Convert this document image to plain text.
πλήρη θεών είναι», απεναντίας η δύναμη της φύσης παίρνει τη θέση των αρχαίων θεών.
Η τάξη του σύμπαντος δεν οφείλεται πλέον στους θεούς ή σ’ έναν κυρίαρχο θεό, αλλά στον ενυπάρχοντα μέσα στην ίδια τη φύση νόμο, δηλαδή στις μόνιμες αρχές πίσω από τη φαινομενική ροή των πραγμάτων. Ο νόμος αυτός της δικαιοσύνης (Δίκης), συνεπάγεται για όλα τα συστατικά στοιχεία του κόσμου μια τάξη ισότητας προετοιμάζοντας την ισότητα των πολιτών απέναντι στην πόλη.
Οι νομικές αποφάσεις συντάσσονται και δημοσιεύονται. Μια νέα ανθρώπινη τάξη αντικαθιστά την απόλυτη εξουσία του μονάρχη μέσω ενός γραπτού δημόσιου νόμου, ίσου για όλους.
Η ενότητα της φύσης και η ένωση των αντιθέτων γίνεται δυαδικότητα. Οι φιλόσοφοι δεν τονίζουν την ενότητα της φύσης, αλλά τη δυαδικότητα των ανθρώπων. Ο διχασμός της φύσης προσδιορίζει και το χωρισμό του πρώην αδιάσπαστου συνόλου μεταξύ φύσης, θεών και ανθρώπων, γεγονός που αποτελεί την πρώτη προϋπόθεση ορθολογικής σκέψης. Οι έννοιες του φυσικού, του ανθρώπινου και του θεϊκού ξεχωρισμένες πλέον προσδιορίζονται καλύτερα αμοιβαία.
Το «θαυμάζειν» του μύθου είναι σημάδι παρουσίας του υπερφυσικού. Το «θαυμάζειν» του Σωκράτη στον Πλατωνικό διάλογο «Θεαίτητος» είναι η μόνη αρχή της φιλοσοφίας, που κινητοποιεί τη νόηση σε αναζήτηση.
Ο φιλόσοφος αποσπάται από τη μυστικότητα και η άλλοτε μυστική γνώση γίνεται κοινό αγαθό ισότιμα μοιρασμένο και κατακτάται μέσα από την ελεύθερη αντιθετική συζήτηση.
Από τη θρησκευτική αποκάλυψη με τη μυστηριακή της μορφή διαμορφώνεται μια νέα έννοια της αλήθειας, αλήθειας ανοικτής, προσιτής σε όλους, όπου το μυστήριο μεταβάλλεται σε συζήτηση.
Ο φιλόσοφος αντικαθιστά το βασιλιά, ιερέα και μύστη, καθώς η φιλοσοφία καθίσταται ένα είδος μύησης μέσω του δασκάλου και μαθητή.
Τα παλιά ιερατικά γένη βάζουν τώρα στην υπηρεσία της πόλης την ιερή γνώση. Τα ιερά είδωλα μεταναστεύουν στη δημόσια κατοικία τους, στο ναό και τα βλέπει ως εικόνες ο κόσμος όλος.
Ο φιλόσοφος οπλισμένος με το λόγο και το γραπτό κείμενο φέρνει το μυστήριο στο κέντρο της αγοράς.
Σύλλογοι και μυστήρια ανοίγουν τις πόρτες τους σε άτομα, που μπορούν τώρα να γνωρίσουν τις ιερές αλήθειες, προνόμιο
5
◆ ◆ ◆ ◆ ◆ ◆ ◆
_Stated exercise_
Pull out each line of the entries that contains "όλους".

_Exercise output_
Οι νομικές αποφάσεις συντάσσονται και δημοσιεύονται. Μια νέα ανθρώπινη τάξη αντικαθιστά την απόλυτη εξουσία του μονάρχη μέσω ενός γραπτού δημόσιου νόμου, ίσου για όλους.
Από τη θρησκευτική αποκάλυψη με τη μυστηριακή της μορφή διαμορφώνεται μια νέα έννοια της αλήθειας, αλήθειας ανοικτής, προσιτής σε όλους, όπου το μυστήριο μεταβάλλεται σε συζήτηση.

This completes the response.